■ **What the task requires**: Leave out the pictures and repeat everything else in the records exactly.

(Recorded data)
════════
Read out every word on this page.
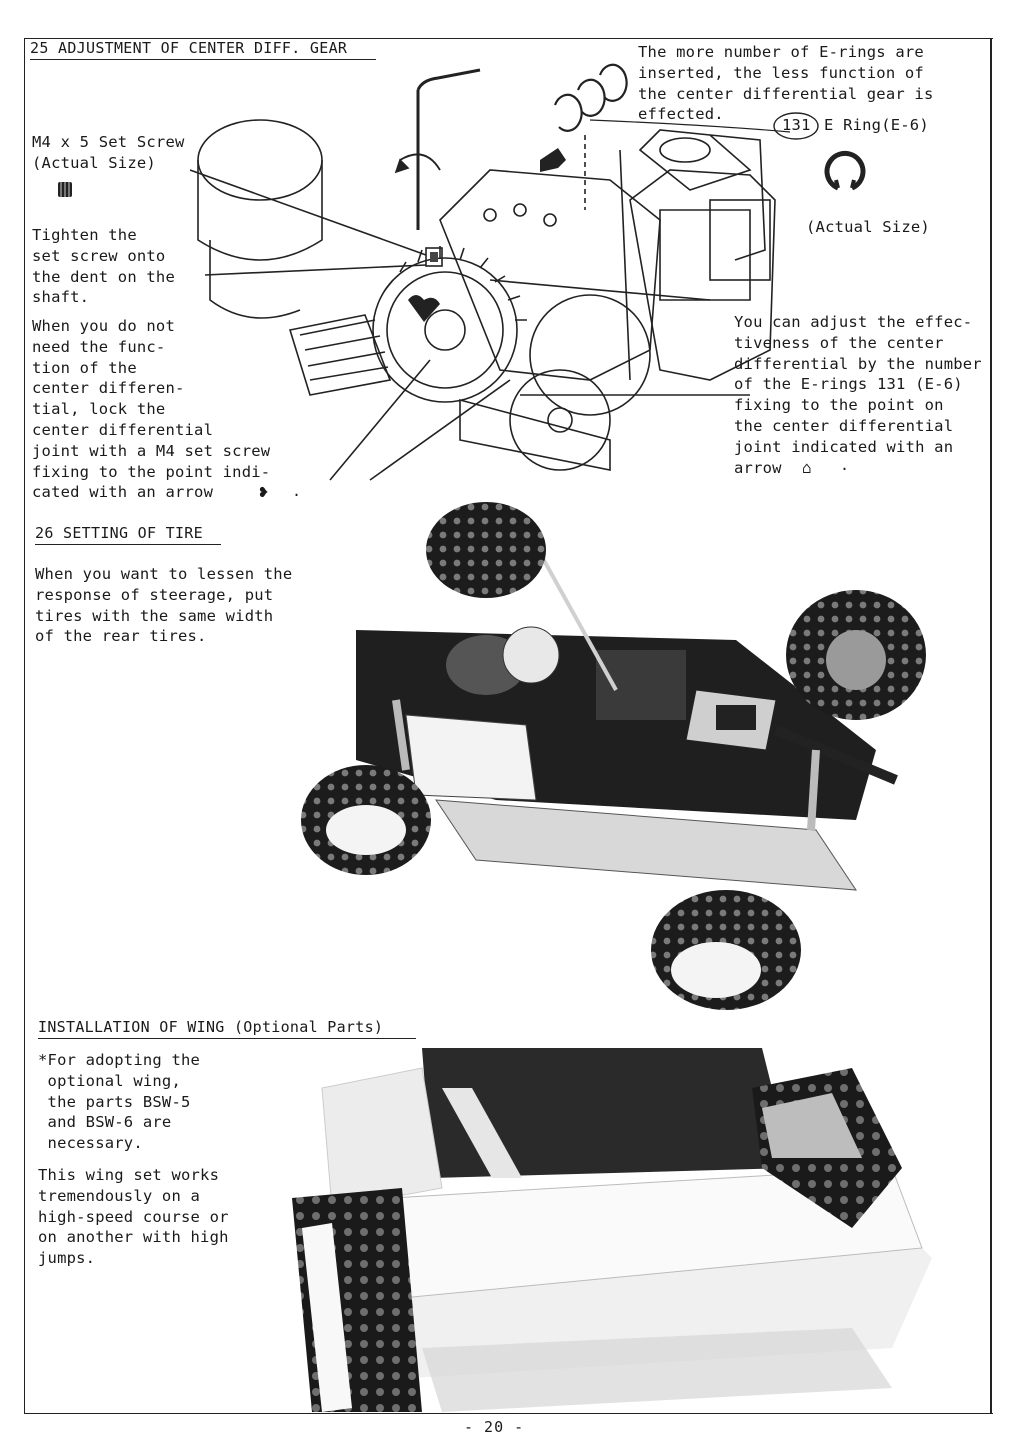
25 ADJUSTMENT OF CENTER DIFF. GEAR
M4 x 5 Set Screw
(Actual Size)
Tighten the
set screw onto
the dent on the
shaft.
When you do not
need the func-
tion of the
center differen-
tial, lock the
center differential
joint with a M4 set screw
fixing to the point indi-
cated with an arrow	❥ .
The more number of E-rings are
inserted, the less function of
the center differential gear is
effected.
131 E Ring(E-6)
(Actual Size)
You can adjust the effec-
tiveness of the center
differential by the number
of the E-rings 131 (E-6)
fixing to the point on
the center differential
joint indicated with an
arrow	⌂ .
26 SETTING OF TIRE
When you want to lessen the
response of steerage, put
tires with the same width
of the rear tires.
INSTALLATION OF WING (Optional Parts)
*For adopting the
optional wing,
the parts BSW-5
and BSW-6 are
necessary.
This wing set works
tremendously on a
high-speed course or
on another with high
jumps.
- 20 -
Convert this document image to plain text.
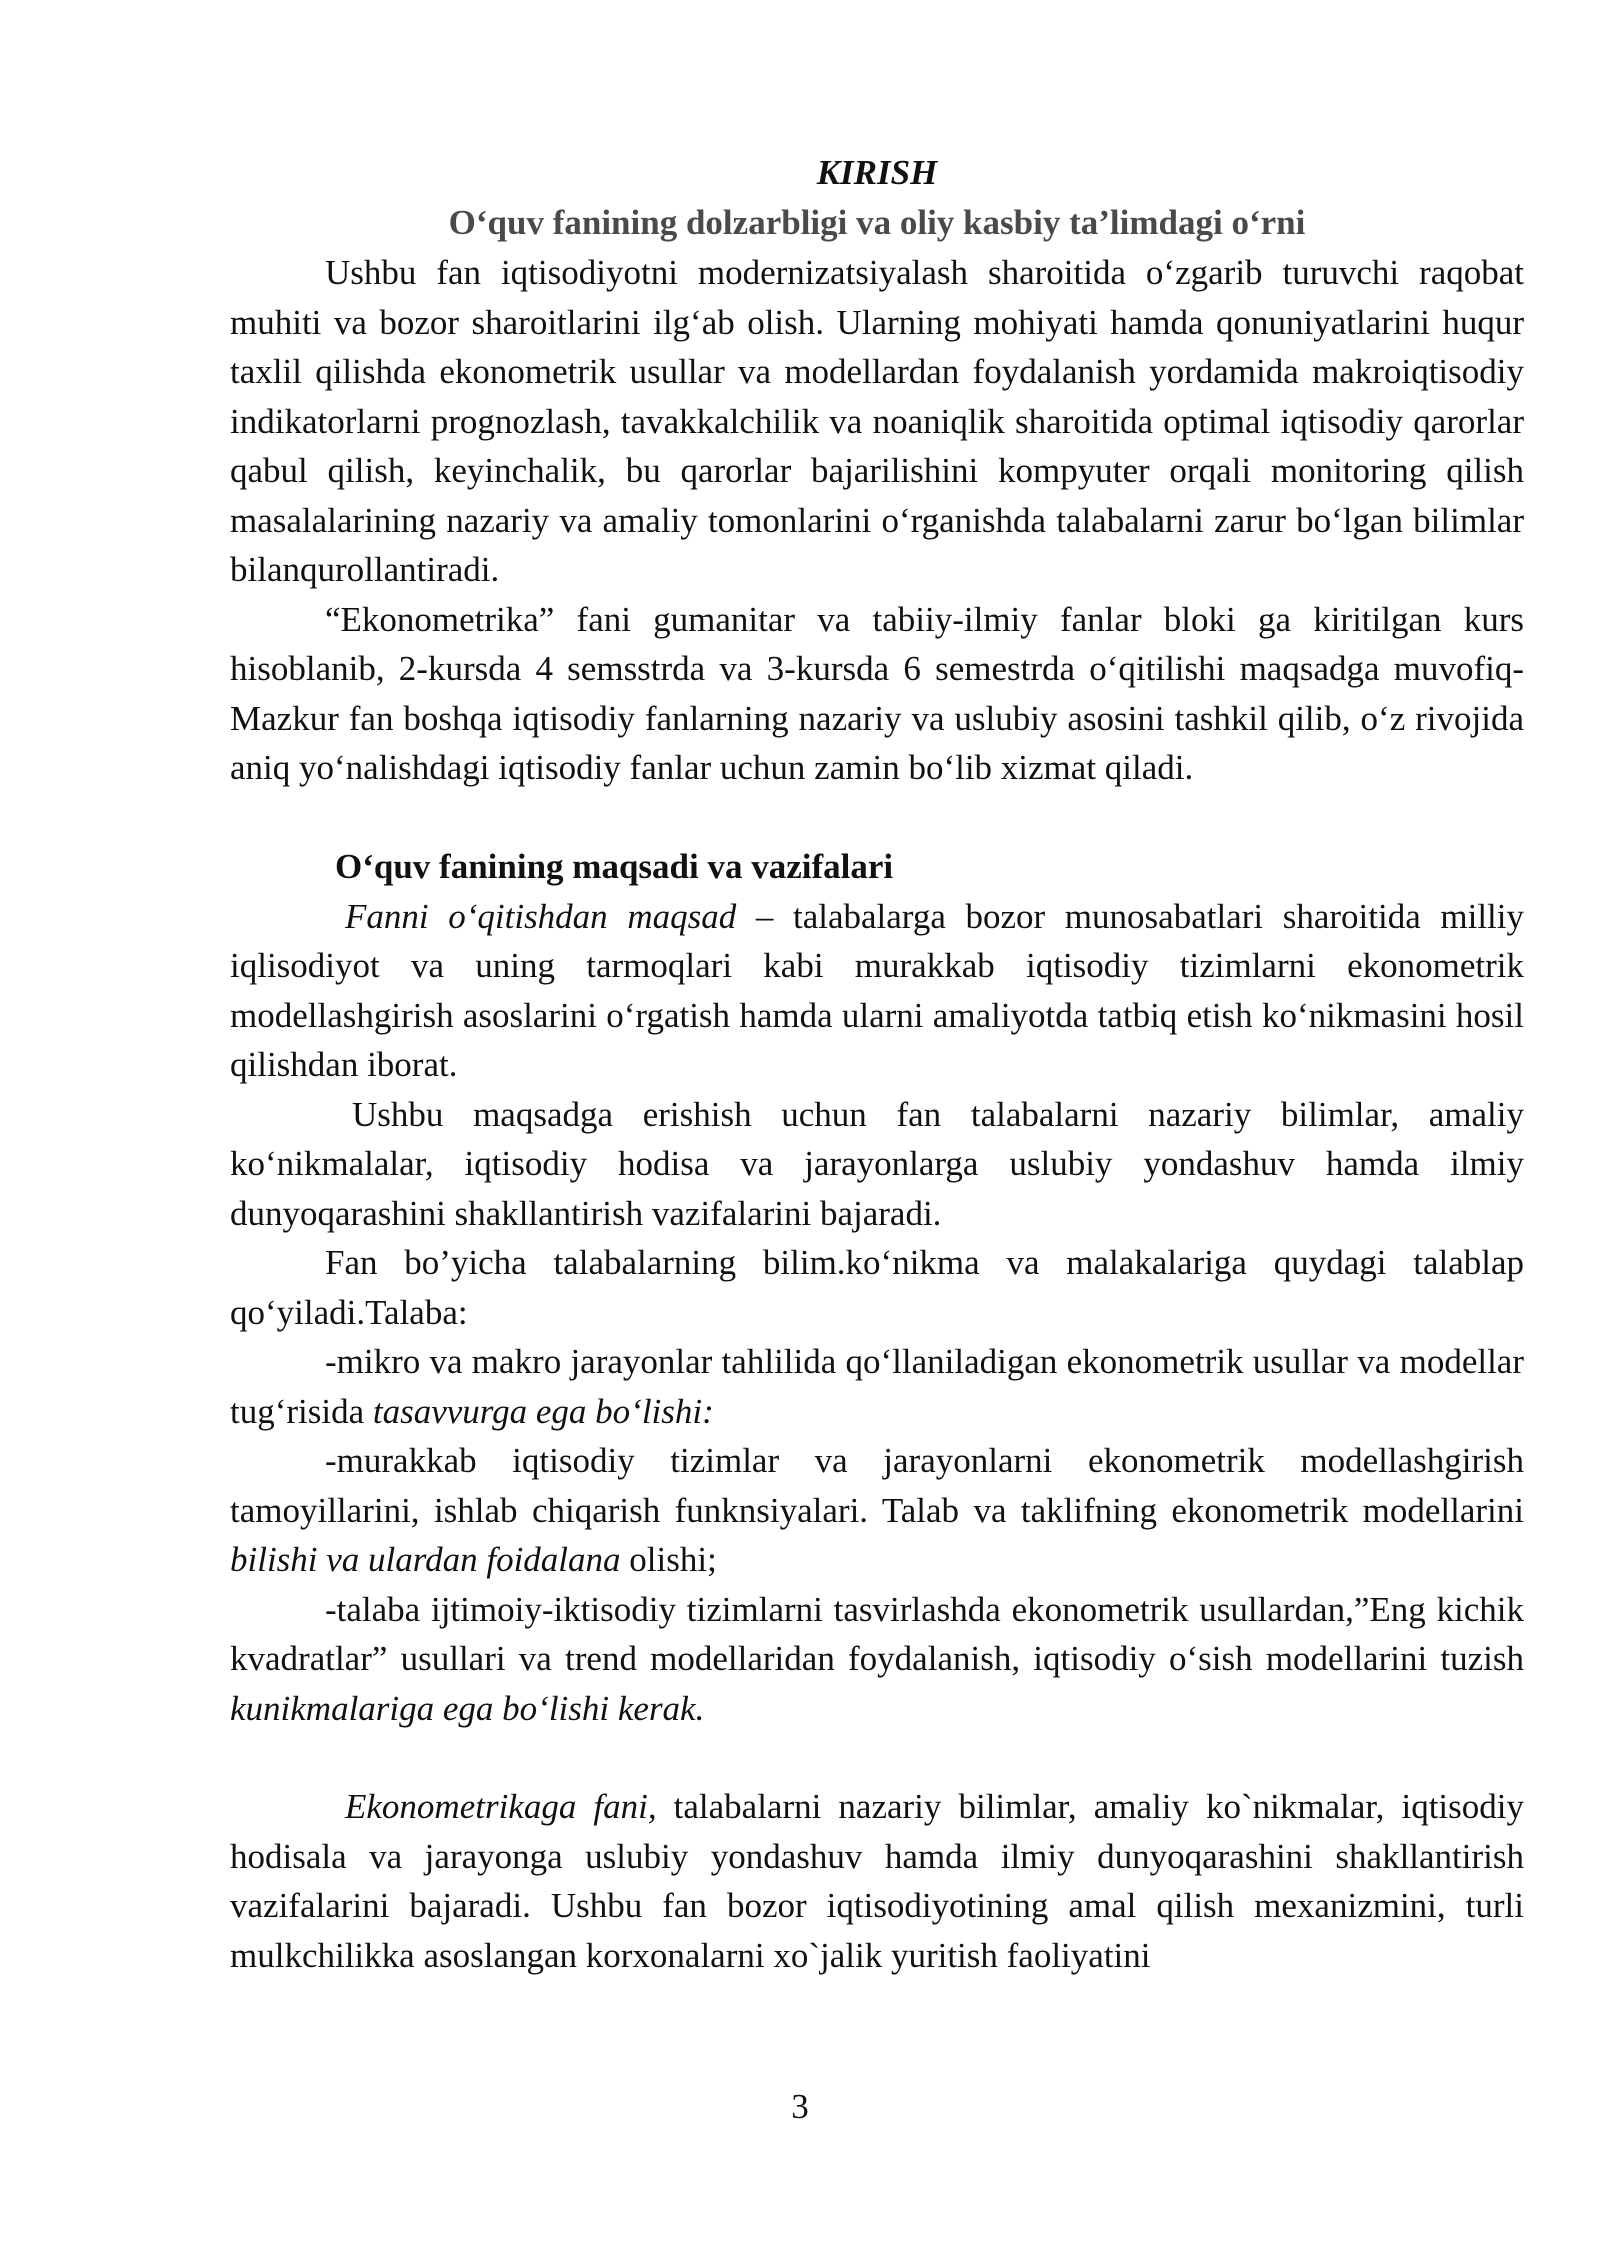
KIRISH
O‘quv fanining dolzarbligi va oliy kasbiy ta’limdagi o‘rni

Ushbu fan iqtisodiyotni modernizatsiyalash sharoitida o‘zgarib turuvchi raqobat muhiti va bozor sharoitlarini ilg‘ab olish. Ularning mohiyati hamda qonuniyatlarini huqur taxlil qilishda ekonometrik usullar va modellardan foydalanish yordamida makroiqtisodiy indikatorlarni prognozlash, tavakkalchilik va noaniqlik sharoitida optimal iqtisodiy qarorlar qabul qilish, keyinchalik, bu qarorlar bajarilishini kompyuter orqali monitoring qilish masalalarining nazariy va amaliy tomonlarini o‘rganishda talabalarni zarur bo‘lgan bilimlar bilanqurollantiradi.

“Ekonometrika” fani gumanitar va tabiiy-ilmiy fanlar bloki ga kiritilgan kurs hisoblanib, 2-kursda 4 semsstrda va 3-kursda 6 semestrda o‘qitilishi maqsadga muvofiq- Mazkur fan boshqa iqtisodiy fanlarning nazariy va uslubiy asosini tashkil qilib, o‘z rivojida aniq yo‘nalishdagi iqtisodiy fanlar uchun zamin bo‘lib xizmat qiladi.

O‘quv fanining maqsadi va vazifalari

Fanni o‘qitishdan maqsad – talabalarga bozor munosabatlari sharoitida milliy iqlisodiyot va uning tarmoqlari kabi murakkab iqtisodiy tizimlarni ekonometrik modellashgirish asoslarini o‘rgatish hamda ularni amaliyotda tatbiq etish ko‘nikmasini hosil qilishdan iborat.

Ushbu maqsadga erishish uchun fan talabalarni nazariy bilimlar, amaliy ko‘nikmalalar, iqtisodiy hodisa va jarayonlarga uslubiy yondashuv hamda ilmiy dunyoqarashini shakllantirish vazifalarini bajaradi.

Fan bo’yicha talabalarning bilim.ko‘nikma va malakalariga quydagi talablap qo‘yiladi.Talaba:

-mikro va makro jarayonlar tahlilida qo‘llaniladigan ekonometrik usullar va modellar tug‘risida tasavvurga ega bo‘lishi:

-murakkab iqtisodiy tizimlar va jarayonlarni ekonometrik modellashgirish tamoyillarini, ishlab chiqarish funknsiyalari. Talab va taklifning ekonometrik modellarini bilishi va ulardan foidalana olishi;

-talaba ijtimoiy-iktisodiy tizimlarni tasvirlashda ekonometrik usullardan,”Eng kichik kvadratlar” usullari va trend modellaridan foydalanish, iqtisodiy o‘sish modellarini tuzish kunikmalariga ega bo‘lishi kerak.

Ekonometrikaga fani, talabalarni nazariy bilimlar, amaliy ko`nikmalar, iqtisodiy hodisala va jarayonga uslubiy yondashuv hamda ilmiy dunyoqarashini shakllantirish vazifalarini bajaradi. Ushbu fan bozor iqtisodiyotining amal qilish mexanizmini, turli mulkchilikka asoslangan korxonalarni xo`jalik yuritish faoliyatini

3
════════
■ **Result for this task**:
Read out every word on this page.
25 ADJUSTMENT OF CENTER DIFF. GEAR
M4 x 5 Set Screw
(Actual Size)
Tighten the
set screw onto
the dent on the
shaft.
When you do not
need the func-
tion of the
center differen-
tial, lock the
center differential
joint with a M4 set screw
fixing to the point indi-
cated with an arrow	❥ .
The more number of E-rings are
inserted, the less function of
the center differential gear is
effected.
131 E Ring(E-6)
(Actual Size)
You can adjust the effec-
tiveness of the center
differential by the number
of the E-rings 131 (E-6)
fixing to the point on
the center differential
joint indicated with an
arrow	⌂ .
26 SETTING OF TIRE
When you want to lessen the
response of steerage, put
tires with the same width
of the rear tires.
INSTALLATION OF WING (Optional Parts)
*For adopting the
optional wing,
the parts BSW-5
and BSW-6 are
necessary.
This wing set works
tremendously on a
high-speed course or
on another with high
jumps.
- 20 -
Convert this document image to plain text.
KIRISH
O‘quv fanining dolzarbligi va oliy kasbiy ta’limdagi o‘rni

Ushbu fan iqtisodiyotni modernizatsiyalash sharoitida o‘zgarib turuvchi raqobat muhiti va bozor sharoitlarini ilg‘ab olish. Ularning mohiyati hamda qonuniyatlarini huqur taxlil qilishda ekonometrik usullar va modellardan foydalanish yordamida makroiqtisodiy indikatorlarni prognozlash, tavakkalchilik va noaniqlik sharoitida optimal iqtisodiy qarorlar qabul qilish, keyinchalik, bu qarorlar bajarilishini kompyuter orqali monitoring qilish masalalarining nazariy va amaliy tomonlarini o‘rganishda talabalarni zarur bo‘lgan bilimlar bilanqurollantiradi.

“Ekonometrika” fani gumanitar va tabiiy-ilmiy fanlar bloki ga kiritilgan kurs hisoblanib, 2-kursda 4 semsstrda va 3-kursda 6 semestrda o‘qitilishi maqsadga muvofiq- Mazkur fan boshqa iqtisodiy fanlarning nazariy va uslubiy asosini tashkil qilib, o‘z rivojida aniq yo‘nalishdagi iqtisodiy fanlar uchun zamin bo‘lib xizmat qiladi.

O‘quv fanining maqsadi va vazifalari

Fanni o‘qitishdan maqsad – talabalarga bozor munosabatlari sharoitida milliy iqlisodiyot va uning tarmoqlari kabi murakkab iqtisodiy tizimlarni ekonometrik modellashgirish asoslarini o‘rgatish hamda ularni amaliyotda tatbiq etish ko‘nikmasini hosil qilishdan iborat.

Ushbu maqsadga erishish uchun fan talabalarni nazariy bilimlar, amaliy ko‘nikmalalar, iqtisodiy hodisa va jarayonlarga uslubiy yondashuv hamda ilmiy dunyoqarashini shakllantirish vazifalarini bajaradi.

Fan bo’yicha talabalarning bilim.ko‘nikma va malakalariga quydagi talablap qo‘yiladi.Talaba:

-mikro va makro jarayonlar tahlilida qo‘llaniladigan ekonometrik usullar va modellar tug‘risida tasavvurga ega bo‘lishi:

-murakkab iqtisodiy tizimlar va jarayonlarni ekonometrik modellashgirish tamoyillarini, ishlab chiqarish funknsiyalari. Talab va taklifning ekonometrik modellarini bilishi va ulardan foidalana olishi;

-talaba ijtimoiy-iktisodiy tizimlarni tasvirlashda ekonometrik usullardan,”Eng kichik kvadratlar” usullari va trend modellaridan foydalanish, iqtisodiy o‘sish modellarini tuzish kunikmalariga ega bo‘lishi kerak.

Ekonometrikaga fani, talabalarni nazariy bilimlar, amaliy ko`nikmalar, iqtisodiy hodisala va jarayonga uslubiy yondashuv hamda ilmiy dunyoqarashini shakllantirish vazifalarini bajaradi. Ushbu fan bozor iqtisodiyotining amal qilish mexanizmini, turli mulkchilikka asoslangan korxonalarni xo`jalik yuritish faoliyatini

3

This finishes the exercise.